[Dataset entries]
--- Start ---

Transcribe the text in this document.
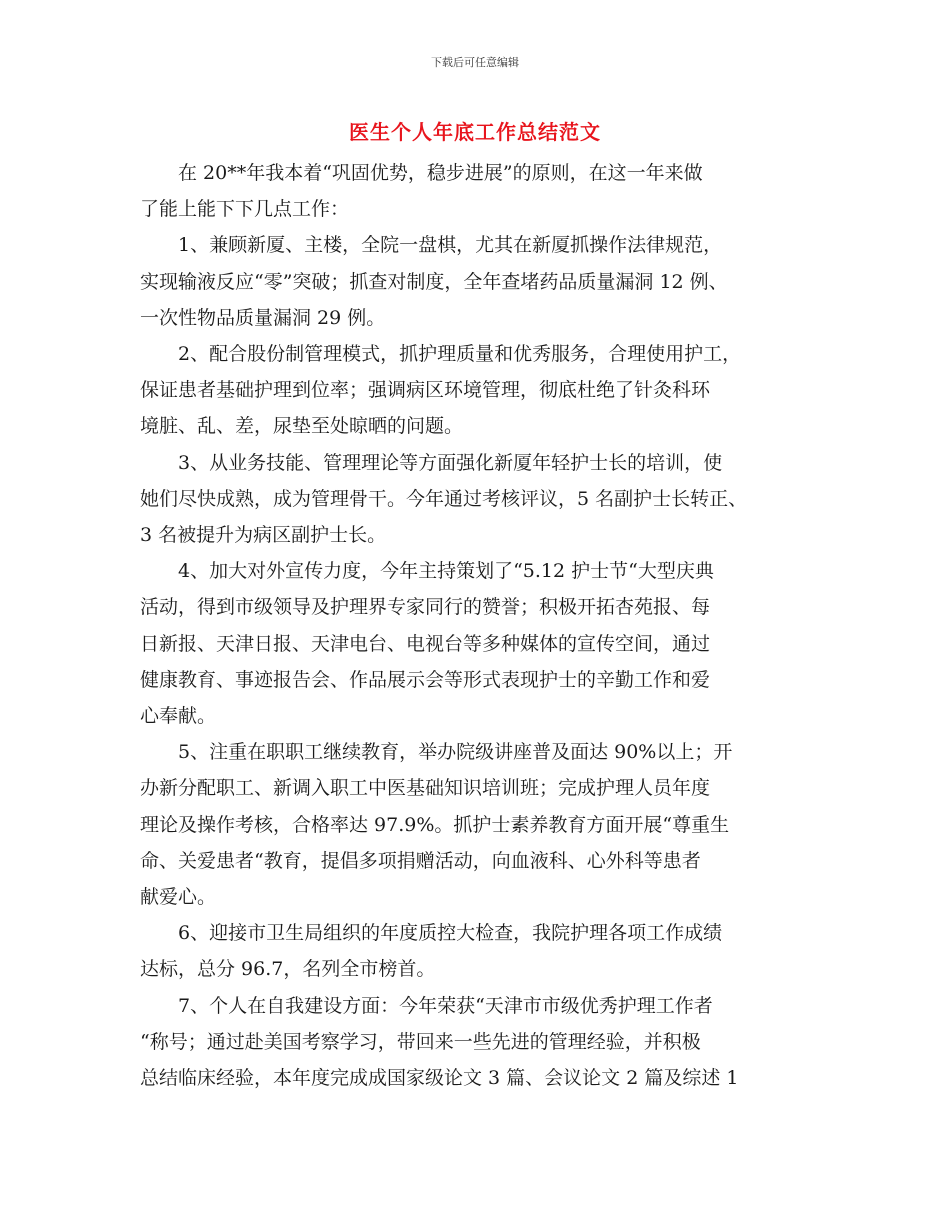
下载后可任意编辑
医生个人年底工作总结范文

在 20**年我本着“巩固优势，稳步进展”的原则，在这一年来做
了能上能下下几点工作：

1、兼顾新厦、主楼，全院一盘棋，尤其在新厦抓操作法律规范，
实现输液反应“零”突破；抓查对制度，全年查堵药品质量漏洞 12 例、
一次性物品质量漏洞 29 例。

2、配合股份制管理模式，抓护理质量和优秀服务，合理使用护工，
保证患者基础护理到位率；强调病区环境管理，彻底杜绝了针灸科环
境脏、乱、差，尿垫至处晾晒的问题。

3、从业务技能、管理理论等方面强化新厦年轻护士长的培训，使
她们尽快成熟，成为管理骨干。今年通过考核评议，5 名副护士长转正、
3 名被提升为病区副护士长。

4、加大对外宣传力度，今年主持策划了“5.12 护士节“大型庆典
活动，得到市级领导及护理界专家同行的赞誉；积极开拓杏苑报、每
日新报、天津日报、天津电台、电视台等多种媒体的宣传空间，通过
健康教育、事迹报告会、作品展示会等形式表现护士的辛勤工作和爱
心奉献。

5、注重在职职工继续教育，举办院级讲座普及面达 90%以上；开
办新分配职工、新调入职工中医基础知识培训班；完成护理人员年度
理论及操作考核，合格率达 97.9%。抓护士素养教育方面开展“尊重生
命、关爱患者“教育，提倡多项捐赠活动，向血液科、心外科等患者
献爱心。

6、迎接市卫生局组织的年度质控大检查，我院护理各项工作成绩
达标，总分 96.7，名列全市榜首。

7、个人在自我建设方面：今年荣获“天津市市级优秀护理工作者
“称号；通过赴美国考察学习，带回来一些先进的管理经验，并积极
总结临床经验，本年度完成成国家级论文 3 篇、会议论文 2 篇及综述 1
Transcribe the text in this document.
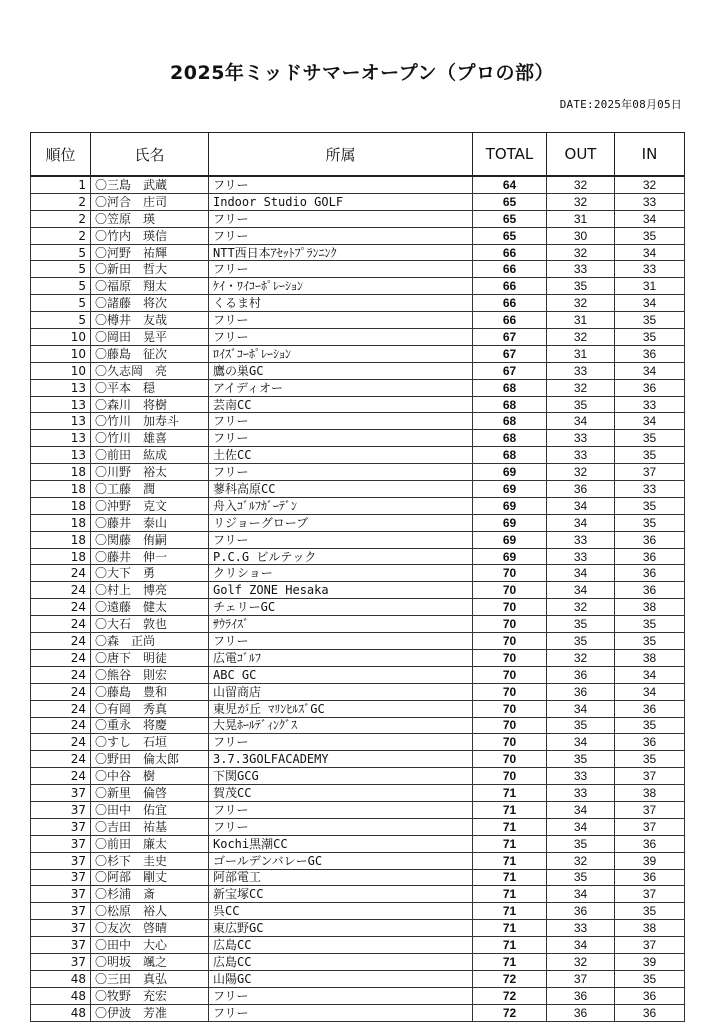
2025年ミッドサマーオープン（プロの部）
DATE:2025年08月05日
順位	氏名	所属	TOTAL	OUT	IN
1	〇三島　武蔵	フリー	64	32	32
2	〇河合　庄司	Indoor Studio GOLF	65	32	33
2	〇笠原　瑛	フリー	65	31	34
2	〇竹内　瑛信	フリー	65	30	35
5	〇河野　祐輝	NTT西日本ｱｾｯﾄﾌﾟﾗﾝﾆﾝｸ	66	32	34
5	〇新田　哲大	フリー	66	33	33
5	〇福原　翔太	ｹｲ・ﾜｲｺｰﾎﾟﾚｰｼｮﾝ	66	35	31
5	〇諸藤　将次	くるま村	66	32	34
5	〇樽井　友哉	フリー	66	31	35
10	〇岡田　晃平	フリー	67	32	35
10	〇藤島　征次	ﾛｲｽﾞｺｰﾎﾟﾚｰｼｮﾝ	67	31	36
10	〇久志岡　亮	鷹の巣GC	67	33	34
13	〇平本　穏	アイディオー	68	32	36
13	〇森川　将樹	芸南CC	68	35	33
13	〇竹川　加寿斗	フリー	68	34	34
13	〇竹川　雄喜	フリー	68	33	35
13	〇前田　紘成	土佐CC	68	33	35
18	〇川野　裕太	フリー	69	32	37
18	〇工藤　潤	蓼科高原CC	69	36	33
18	〇沖野　克文	舟入ｺﾞﾙﾌｶﾞｰﾃﾞﾝ	69	34	35
18	〇藤井　泰山	リジョーグローブ	69	34	35
18	〇関藤　侑嗣	フリー	69	33	36
18	〇藤井　伸一	P.C.G ビルテック	69	33	36
24	〇大下　勇	クリショー	70	34	36
24	〇村上　博亮	Golf ZONE Hesaka	70	34	36
24	〇遠藤　健太	チェリーGC	70	32	38
24	〇大石　敦也	ｻｳﾗｲｽﾞ	70	35	35
24	〇森　正尚	フリー	70	35	35
24	〇唐下　明徒	広電ｺﾞﾙﾌ	70	32	38
24	〇熊谷　則宏	ABC GC	70	36	34
24	〇藤島　豊和	山留商店	70	36	34
24	〇有岡　秀真	東児が丘 ﾏﾘﾝﾋﾙｽﾞGC	70	34	36
24	〇重永　将慶	大晃ﾎｰﾙﾃﾞｨﾝｸﾞｽ	70	35	35
24	〇すし　石垣	フリー	70	34	36
24	〇野田　倫太郎	3.7.3GOLFACADEMY	70	35	35
24	〇中谷　樹	下関GCG	70	33	37
37	〇新里　倫啓	賀茂CC	71	33	38
37	〇田中　佑宜	フリー	71	34	37
37	〇吉田　祐基	フリー	71	34	37
37	〇前田　廉太	Kochi黒潮CC	71	35	36
37	〇杉下　圭史	ゴールデンバレーGC	71	32	39
37	〇阿部　剛丈	阿部電工	71	35	36
37	〇杉浦　斎	新宝塚CC	71	34	37
37	〇松原　裕人	呉CC	71	36	35
37	〇友次　啓晴	東広野GC	71	33	38
37	〇田中　大心	広島CC	71	34	37
37	〇明坂　颯之	広島CC	71	32	39
48	〇三田　真弘	山陽GC	72	37	35
48	〇牧野　充宏	フリー	72	36	36
48	〇伊波　芳准	フリー	72	36	36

--- End ---

Return the listing above unchanged, apart from dropping its pictures.

Transcribe the text in this document.
下载后可任意编辑
医生个人年底工作总结范文

在 20**年我本着“巩固优势，稳步进展”的原则，在这一年来做
了能上能下下几点工作：

1、兼顾新厦、主楼，全院一盘棋，尤其在新厦抓操作法律规范，
实现输液反应“零”突破；抓查对制度，全年查堵药品质量漏洞 12 例、
一次性物品质量漏洞 29 例。

2、配合股份制管理模式，抓护理质量和优秀服务，合理使用护工，
保证患者基础护理到位率；强调病区环境管理，彻底杜绝了针灸科环
境脏、乱、差，尿垫至处晾晒的问题。

3、从业务技能、管理理论等方面强化新厦年轻护士长的培训，使
她们尽快成熟，成为管理骨干。今年通过考核评议，5 名副护士长转正、
3 名被提升为病区副护士长。

4、加大对外宣传力度，今年主持策划了“5.12 护士节“大型庆典
活动，得到市级领导及护理界专家同行的赞誉；积极开拓杏苑报、每
日新报、天津日报、天津电台、电视台等多种媒体的宣传空间，通过
健康教育、事迹报告会、作品展示会等形式表现护士的辛勤工作和爱
心奉献。

5、注重在职职工继续教育，举办院级讲座普及面达 90%以上；开
办新分配职工、新调入职工中医基础知识培训班；完成护理人员年度
理论及操作考核，合格率达 97.9%。抓护士素养教育方面开展“尊重生
命、关爱患者“教育，提倡多项捐赠活动，向血液科、心外科等患者
献爱心。

6、迎接市卫生局组织的年度质控大检查，我院护理各项工作成绩
达标，总分 96.7，名列全市榜首。

7、个人在自我建设方面：今年荣获“天津市市级优秀护理工作者
“称号；通过赴美国考察学习，带回来一些先进的管理经验，并积极
总结临床经验，本年度完成成国家级论文 3 篇、会议论文 2 篇及综述 1
Transcribe the text in this document.
2025年ミッドサマーオープン（プロの部）
DATE:2025年08月05日
順位	氏名	所属	TOTAL	OUT	IN
1	〇三島　武蔵	フリー	64	32	32
2	〇河合　庄司	Indoor Studio GOLF	65	32	33
2	〇笠原　瑛	フリー	65	31	34
2	〇竹内　瑛信	フリー	65	30	35
5	〇河野　祐輝	NTT西日本ｱｾｯﾄﾌﾟﾗﾝﾆﾝｸ	66	32	34
5	〇新田　哲大	フリー	66	33	33
5	〇福原　翔太	ｹｲ・ﾜｲｺｰﾎﾟﾚｰｼｮﾝ	66	35	31
5	〇諸藤　将次	くるま村	66	32	34
5	〇樽井　友哉	フリー	66	31	35
10	〇岡田　晃平	フリー	67	32	35
10	〇藤島　征次	ﾛｲｽﾞｺｰﾎﾟﾚｰｼｮﾝ	67	31	36
10	〇久志岡　亮	鷹の巣GC	67	33	34
13	〇平本　穏	アイディオー	68	32	36
13	〇森川　将樹	芸南CC	68	35	33
13	〇竹川　加寿斗	フリー	68	34	34
13	〇竹川　雄喜	フリー	68	33	35
13	〇前田　紘成	土佐CC	68	33	35
18	〇川野　裕太	フリー	69	32	37
18	〇工藤　潤	蓼科高原CC	69	36	33
18	〇沖野　克文	舟入ｺﾞﾙﾌｶﾞｰﾃﾞﾝ	69	34	35
18	〇藤井　泰山	リジョーグローブ	69	34	35
18	〇関藤　侑嗣	フリー	69	33	36
18	〇藤井　伸一	P.C.G ビルテック	69	33	36
24	〇大下　勇	クリショー	70	34	36
24	〇村上　博亮	Golf ZONE Hesaka	70	34	36
24	〇遠藤　健太	チェリーGC	70	32	38
24	〇大石　敦也	ｻｳﾗｲｽﾞ	70	35	35
24	〇森　正尚	フリー	70	35	35
24	〇唐下　明徒	広電ｺﾞﾙﾌ	70	32	38
24	〇熊谷　則宏	ABC GC	70	36	34
24	〇藤島　豊和	山留商店	70	36	34
24	〇有岡　秀真	東児が丘 ﾏﾘﾝﾋﾙｽﾞGC	70	34	36
24	〇重永　将慶	大晃ﾎｰﾙﾃﾞｨﾝｸﾞｽ	70	35	35
24	〇すし　石垣	フリー	70	34	36
24	〇野田　倫太郎	3.7.3GOLFACADEMY	70	35	35
24	〇中谷　樹	下関GCG	70	33	37
37	〇新里　倫啓	賀茂CC	71	33	38
37	〇田中　佑宜	フリー	71	34	37
37	〇吉田　祐基	フリー	71	34	37
37	〇前田　廉太	Kochi黒潮CC	71	35	36
37	〇杉下　圭史	ゴールデンバレーGC	71	32	39
37	〇阿部　剛丈	阿部電工	71	35	36
37	〇杉浦　斎	新宝塚CC	71	34	37
37	〇松原　裕人	呉CC	71	36	35
37	〇友次　啓晴	東広野GC	71	33	38
37	〇田中　大心	広島CC	71	34	37
37	〇明坂　颯之	広島CC	71	32	39
48	〇三田　真弘	山陽GC	72	37	35
48	〇牧野　充宏	フリー	72	36	36
48	〇伊波　芳准	フリー	72	36	36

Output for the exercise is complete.